Task data =>
_ _ _ _ _

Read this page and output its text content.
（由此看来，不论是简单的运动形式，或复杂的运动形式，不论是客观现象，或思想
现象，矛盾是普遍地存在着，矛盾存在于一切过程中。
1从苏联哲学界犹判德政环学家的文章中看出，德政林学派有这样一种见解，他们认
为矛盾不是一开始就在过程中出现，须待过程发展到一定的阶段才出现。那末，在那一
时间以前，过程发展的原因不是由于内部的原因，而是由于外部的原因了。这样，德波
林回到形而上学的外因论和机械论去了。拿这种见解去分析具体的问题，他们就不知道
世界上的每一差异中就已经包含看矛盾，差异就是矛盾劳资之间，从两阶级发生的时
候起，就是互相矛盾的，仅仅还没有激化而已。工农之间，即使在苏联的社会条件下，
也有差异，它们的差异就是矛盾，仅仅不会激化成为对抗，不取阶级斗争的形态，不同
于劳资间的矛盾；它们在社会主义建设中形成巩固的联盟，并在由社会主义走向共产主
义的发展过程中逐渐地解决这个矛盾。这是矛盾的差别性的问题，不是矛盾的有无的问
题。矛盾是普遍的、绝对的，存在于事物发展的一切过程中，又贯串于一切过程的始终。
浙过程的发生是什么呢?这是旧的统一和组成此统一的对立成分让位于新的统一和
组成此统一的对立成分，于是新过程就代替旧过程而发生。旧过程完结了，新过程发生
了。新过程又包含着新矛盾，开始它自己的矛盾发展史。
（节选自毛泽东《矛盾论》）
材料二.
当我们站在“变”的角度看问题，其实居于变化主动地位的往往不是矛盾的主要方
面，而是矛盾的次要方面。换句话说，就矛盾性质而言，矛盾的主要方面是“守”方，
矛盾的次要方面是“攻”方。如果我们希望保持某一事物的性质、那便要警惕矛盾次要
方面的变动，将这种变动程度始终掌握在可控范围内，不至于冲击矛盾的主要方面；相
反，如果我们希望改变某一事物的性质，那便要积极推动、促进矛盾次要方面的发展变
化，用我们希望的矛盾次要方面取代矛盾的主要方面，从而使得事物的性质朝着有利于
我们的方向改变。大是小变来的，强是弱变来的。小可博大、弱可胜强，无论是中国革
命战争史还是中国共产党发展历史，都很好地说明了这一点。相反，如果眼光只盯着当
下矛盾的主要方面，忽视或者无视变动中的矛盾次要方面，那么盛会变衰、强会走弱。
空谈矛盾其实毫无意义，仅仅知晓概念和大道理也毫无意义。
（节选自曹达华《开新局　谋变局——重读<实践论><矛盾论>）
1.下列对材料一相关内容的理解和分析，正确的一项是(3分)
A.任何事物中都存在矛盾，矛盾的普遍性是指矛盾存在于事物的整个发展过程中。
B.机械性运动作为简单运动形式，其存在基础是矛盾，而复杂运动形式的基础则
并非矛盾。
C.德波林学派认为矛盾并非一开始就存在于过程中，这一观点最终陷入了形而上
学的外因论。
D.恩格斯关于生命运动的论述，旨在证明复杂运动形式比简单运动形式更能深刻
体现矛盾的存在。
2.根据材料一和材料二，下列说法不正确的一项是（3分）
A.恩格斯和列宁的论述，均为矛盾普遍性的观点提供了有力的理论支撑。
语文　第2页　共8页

_ _ _ _ _

Work to do =>
Write out all the lines again, exactly as they are.

Answer to the task =>
Read this page and output its text content.
（由此看来，不论是简单的运动形式，或复杂的运动形式，不论是客观现象，或思想
现象，矛盾是普遍地存在着，矛盾存在于一切过程中。
1从苏联哲学界犹判德政环学家的文章中看出，德政林学派有这样一种见解，他们认
为矛盾不是一开始就在过程中出现，须待过程发展到一定的阶段才出现。那末，在那一
时间以前，过程发展的原因不是由于内部的原因，而是由于外部的原因了。这样，德波
林回到形而上学的外因论和机械论去了。拿这种见解去分析具体的问题，他们就不知道
世界上的每一差异中就已经包含看矛盾，差异就是矛盾劳资之间，从两阶级发生的时
候起，就是互相矛盾的，仅仅还没有激化而已。工农之间，即使在苏联的社会条件下，
也有差异，它们的差异就是矛盾，仅仅不会激化成为对抗，不取阶级斗争的形态，不同
于劳资间的矛盾；它们在社会主义建设中形成巩固的联盟，并在由社会主义走向共产主
义的发展过程中逐渐地解决这个矛盾。这是矛盾的差别性的问题，不是矛盾的有无的问
题。矛盾是普遍的、绝对的，存在于事物发展的一切过程中，又贯串于一切过程的始终。
浙过程的发生是什么呢?这是旧的统一和组成此统一的对立成分让位于新的统一和
组成此统一的对立成分，于是新过程就代替旧过程而发生。旧过程完结了，新过程发生
了。新过程又包含着新矛盾，开始它自己的矛盾发展史。
（节选自毛泽东《矛盾论》）
材料二.
当我们站在“变”的角度看问题，其实居于变化主动地位的往往不是矛盾的主要方
面，而是矛盾的次要方面。换句话说，就矛盾性质而言，矛盾的主要方面是“守”方，
矛盾的次要方面是“攻”方。如果我们希望保持某一事物的性质、那便要警惕矛盾次要
方面的变动，将这种变动程度始终掌握在可控范围内，不至于冲击矛盾的主要方面；相
反，如果我们希望改变某一事物的性质，那便要积极推动、促进矛盾次要方面的发展变
化，用我们希望的矛盾次要方面取代矛盾的主要方面，从而使得事物的性质朝着有利于
我们的方向改变。大是小变来的，强是弱变来的。小可博大、弱可胜强，无论是中国革
命战争史还是中国共产党发展历史，都很好地说明了这一点。相反，如果眼光只盯着当
下矛盾的主要方面，忽视或者无视变动中的矛盾次要方面，那么盛会变衰、强会走弱。
空谈矛盾其实毫无意义，仅仅知晓概念和大道理也毫无意义。
（节选自曹达华《开新局　谋变局——重读<实践论><矛盾论>）
1.下列对材料一相关内容的理解和分析，正确的一项是(3分)
A.任何事物中都存在矛盾，矛盾的普遍性是指矛盾存在于事物的整个发展过程中。
B.机械性运动作为简单运动形式，其存在基础是矛盾，而复杂运动形式的基础则
并非矛盾。
C.德波林学派认为矛盾并非一开始就存在于过程中，这一观点最终陷入了形而上
学的外因论。
D.恩格斯关于生命运动的论述，旨在证明复杂运动形式比简单运动形式更能深刻
体现矛盾的存在。
2.根据材料一和材料二，下列说法不正确的一项是（3分）
A.恩格斯和列宁的论述，均为矛盾普遍性的观点提供了有力的理论支撑。
语文　第2页　共8页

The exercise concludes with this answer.